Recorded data
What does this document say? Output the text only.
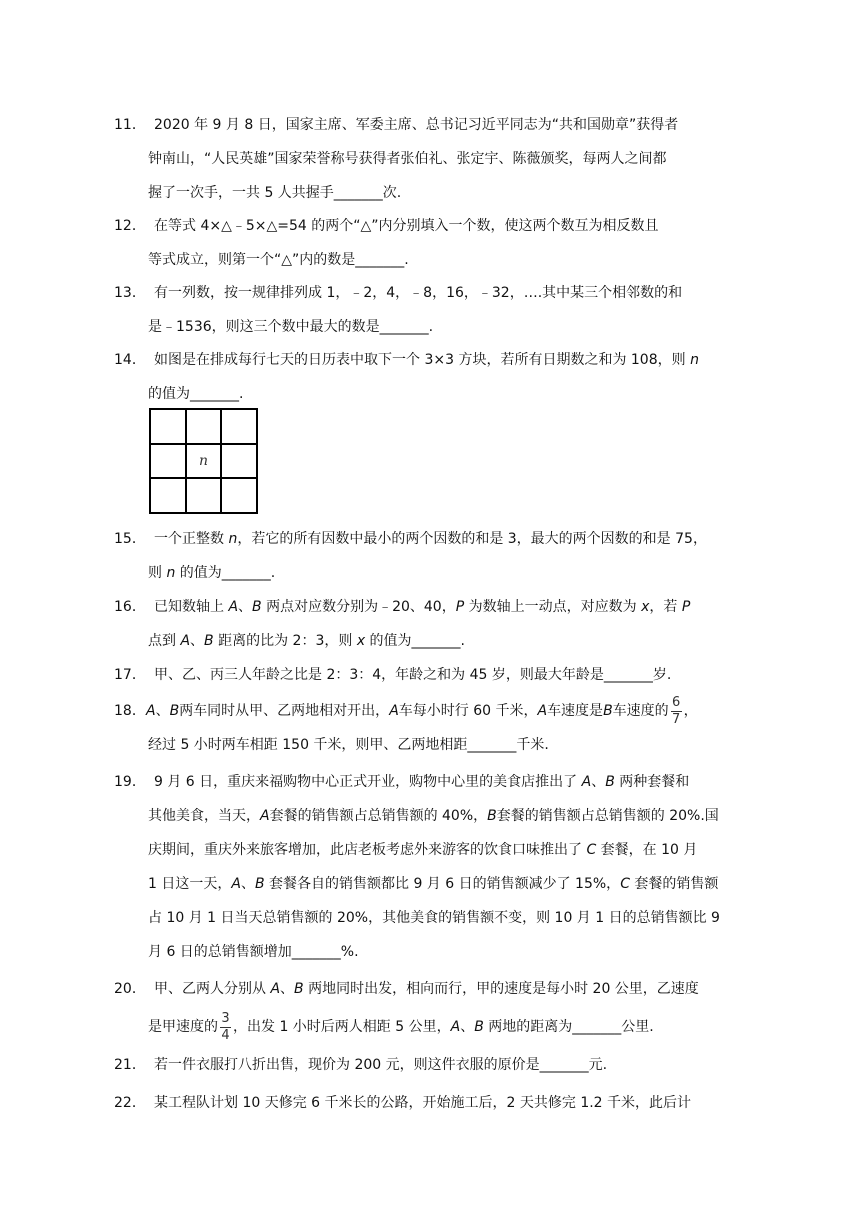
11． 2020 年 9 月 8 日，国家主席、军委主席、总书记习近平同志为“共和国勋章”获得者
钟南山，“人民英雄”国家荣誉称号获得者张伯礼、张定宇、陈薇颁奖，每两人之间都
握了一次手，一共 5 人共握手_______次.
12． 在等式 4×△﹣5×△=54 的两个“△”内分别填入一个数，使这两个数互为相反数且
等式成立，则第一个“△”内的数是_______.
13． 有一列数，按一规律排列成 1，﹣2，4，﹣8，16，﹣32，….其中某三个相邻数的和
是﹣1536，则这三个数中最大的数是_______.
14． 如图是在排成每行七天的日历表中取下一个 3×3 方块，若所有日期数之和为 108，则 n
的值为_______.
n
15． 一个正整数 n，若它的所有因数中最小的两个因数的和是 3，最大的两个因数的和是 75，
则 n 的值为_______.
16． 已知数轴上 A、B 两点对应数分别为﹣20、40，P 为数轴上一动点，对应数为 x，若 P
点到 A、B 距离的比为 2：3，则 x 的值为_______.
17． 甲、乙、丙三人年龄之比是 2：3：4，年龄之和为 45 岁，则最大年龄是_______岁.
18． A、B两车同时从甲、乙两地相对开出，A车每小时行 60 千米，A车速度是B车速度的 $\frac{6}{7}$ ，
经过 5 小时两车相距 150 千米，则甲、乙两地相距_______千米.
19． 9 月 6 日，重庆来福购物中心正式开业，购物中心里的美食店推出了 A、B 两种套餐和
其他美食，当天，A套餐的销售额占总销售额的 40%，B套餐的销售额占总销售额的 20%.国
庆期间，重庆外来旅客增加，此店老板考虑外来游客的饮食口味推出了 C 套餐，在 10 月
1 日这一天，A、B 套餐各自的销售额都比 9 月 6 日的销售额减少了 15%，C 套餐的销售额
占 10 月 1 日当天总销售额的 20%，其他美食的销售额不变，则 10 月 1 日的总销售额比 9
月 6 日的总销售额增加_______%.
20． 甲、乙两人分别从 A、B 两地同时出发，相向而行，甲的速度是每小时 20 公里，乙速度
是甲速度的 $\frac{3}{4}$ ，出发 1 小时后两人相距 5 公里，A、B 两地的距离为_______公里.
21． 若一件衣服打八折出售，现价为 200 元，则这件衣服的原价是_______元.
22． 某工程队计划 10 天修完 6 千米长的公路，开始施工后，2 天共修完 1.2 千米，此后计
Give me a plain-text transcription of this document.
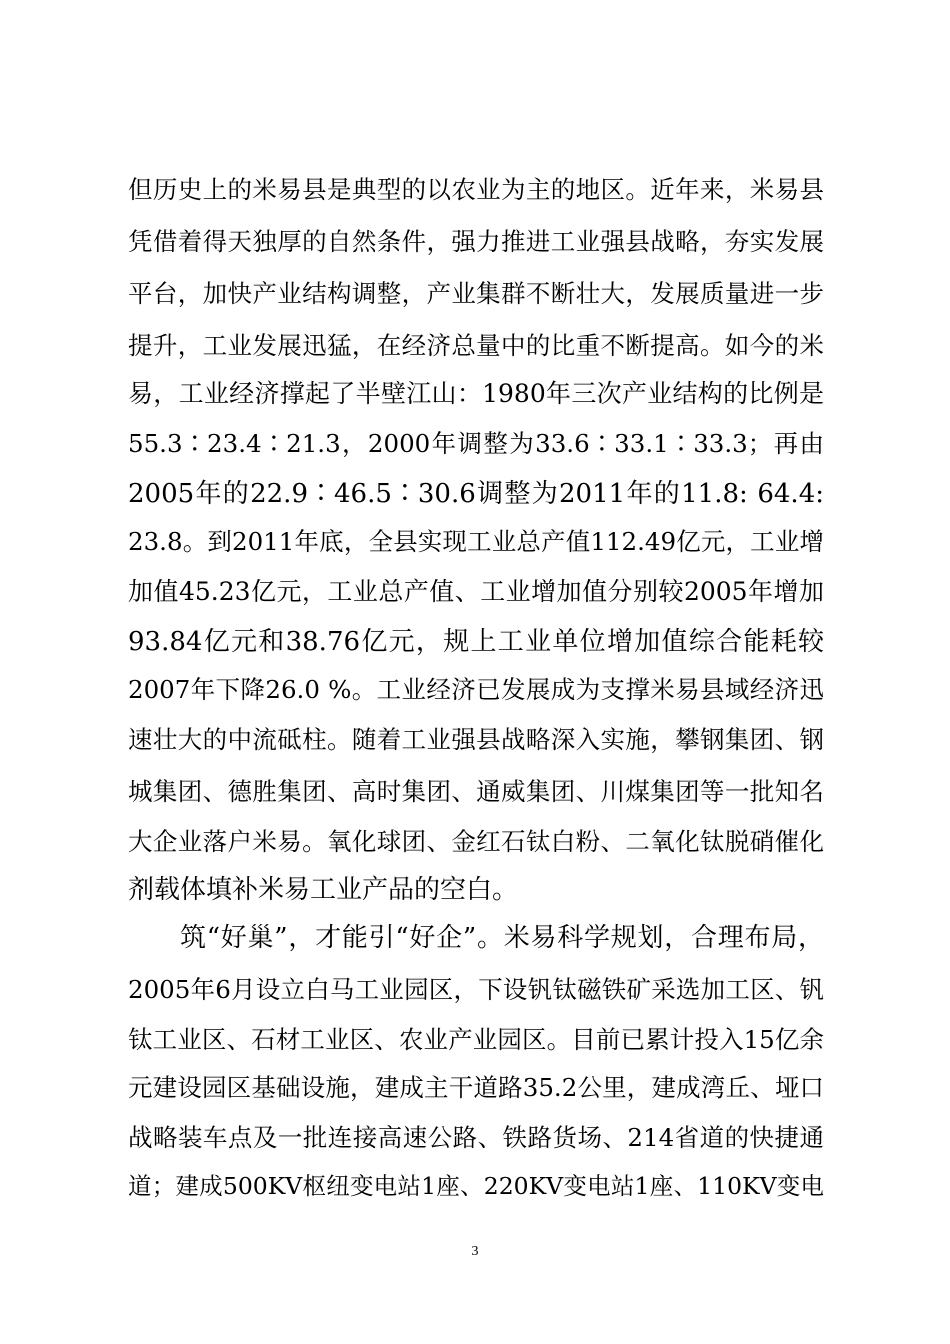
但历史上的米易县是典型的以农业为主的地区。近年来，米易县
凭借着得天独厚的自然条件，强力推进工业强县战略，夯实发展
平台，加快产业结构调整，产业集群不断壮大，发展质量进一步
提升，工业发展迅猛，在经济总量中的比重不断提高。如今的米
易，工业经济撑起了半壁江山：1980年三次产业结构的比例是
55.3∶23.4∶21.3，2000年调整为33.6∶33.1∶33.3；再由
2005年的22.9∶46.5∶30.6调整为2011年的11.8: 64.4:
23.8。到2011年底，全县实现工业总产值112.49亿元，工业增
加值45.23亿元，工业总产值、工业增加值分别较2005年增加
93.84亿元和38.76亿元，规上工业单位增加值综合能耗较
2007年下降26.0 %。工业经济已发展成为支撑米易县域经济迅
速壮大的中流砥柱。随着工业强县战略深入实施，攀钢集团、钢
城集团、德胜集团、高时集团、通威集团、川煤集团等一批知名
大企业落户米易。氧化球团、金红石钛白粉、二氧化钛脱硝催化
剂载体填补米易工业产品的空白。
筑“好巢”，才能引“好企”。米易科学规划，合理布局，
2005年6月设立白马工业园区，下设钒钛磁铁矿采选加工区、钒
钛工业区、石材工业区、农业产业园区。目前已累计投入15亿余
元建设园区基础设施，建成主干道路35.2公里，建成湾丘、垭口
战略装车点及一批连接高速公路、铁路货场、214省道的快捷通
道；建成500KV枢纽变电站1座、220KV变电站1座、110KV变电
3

--

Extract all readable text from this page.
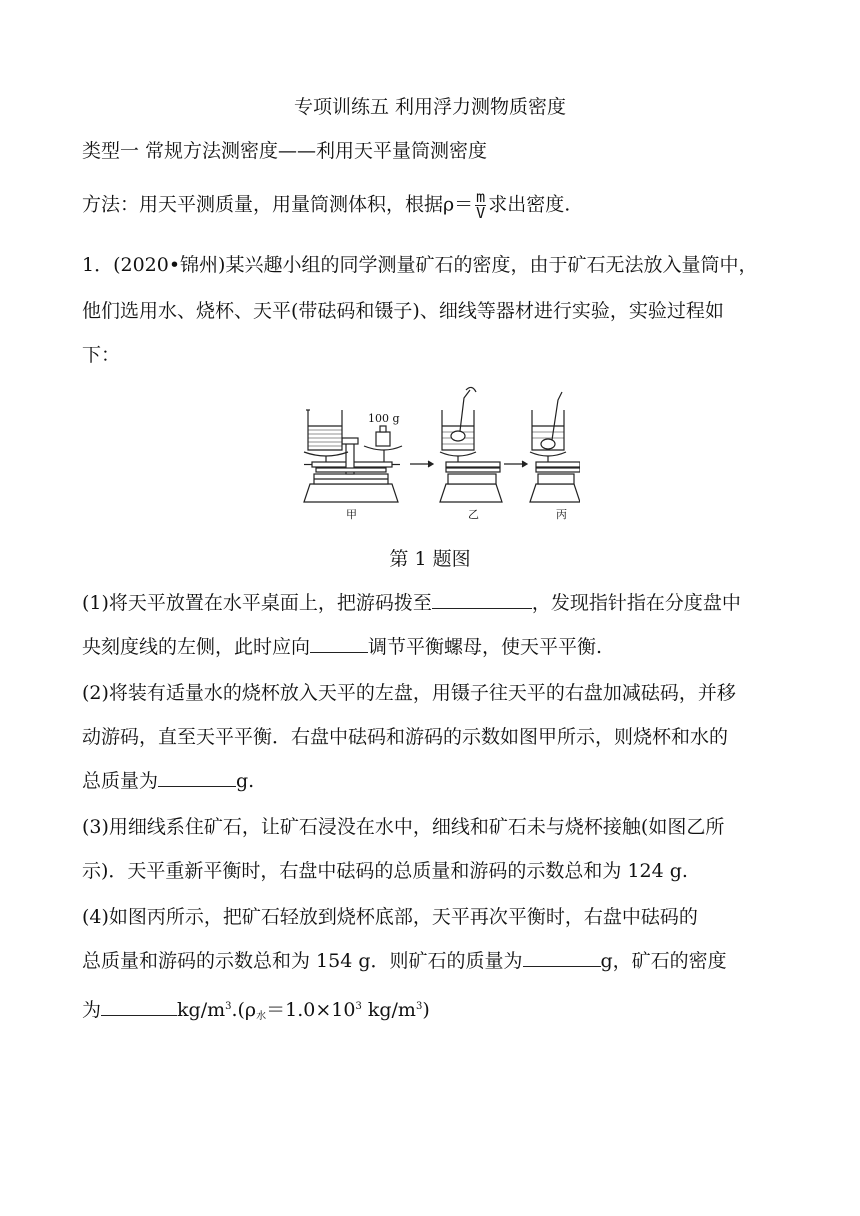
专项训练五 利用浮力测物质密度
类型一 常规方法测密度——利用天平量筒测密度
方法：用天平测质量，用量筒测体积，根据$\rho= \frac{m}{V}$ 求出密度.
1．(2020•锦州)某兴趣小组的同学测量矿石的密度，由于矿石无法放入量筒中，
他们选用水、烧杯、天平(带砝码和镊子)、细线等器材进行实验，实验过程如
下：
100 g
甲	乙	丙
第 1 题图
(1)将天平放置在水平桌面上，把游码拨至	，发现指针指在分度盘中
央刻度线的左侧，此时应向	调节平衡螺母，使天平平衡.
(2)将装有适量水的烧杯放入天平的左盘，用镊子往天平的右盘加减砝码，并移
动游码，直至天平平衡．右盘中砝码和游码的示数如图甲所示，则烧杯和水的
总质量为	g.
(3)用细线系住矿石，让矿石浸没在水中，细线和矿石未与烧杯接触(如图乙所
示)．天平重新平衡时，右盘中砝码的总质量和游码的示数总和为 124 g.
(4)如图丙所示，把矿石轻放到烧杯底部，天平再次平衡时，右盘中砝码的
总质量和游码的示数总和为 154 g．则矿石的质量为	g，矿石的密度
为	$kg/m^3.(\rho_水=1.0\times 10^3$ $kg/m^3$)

- _Given task_: Find the string "frac" in the records, then copy each line where it occurs.

- _Output for this task_:
18． A、B两车同时从甲、乙两地相对开出，A车每小时行 60 千米，A车速度是B车速度的 $\frac{6}{7}$ ，
是甲速度的 $\frac{3}{4}$ ，出发 1 小时后两人相距 5 公里，A、B 两地的距离为_______公里.
方法：用天平测质量，用量筒测体积，根据$\rho= \frac{m}{V}$ 求出密度.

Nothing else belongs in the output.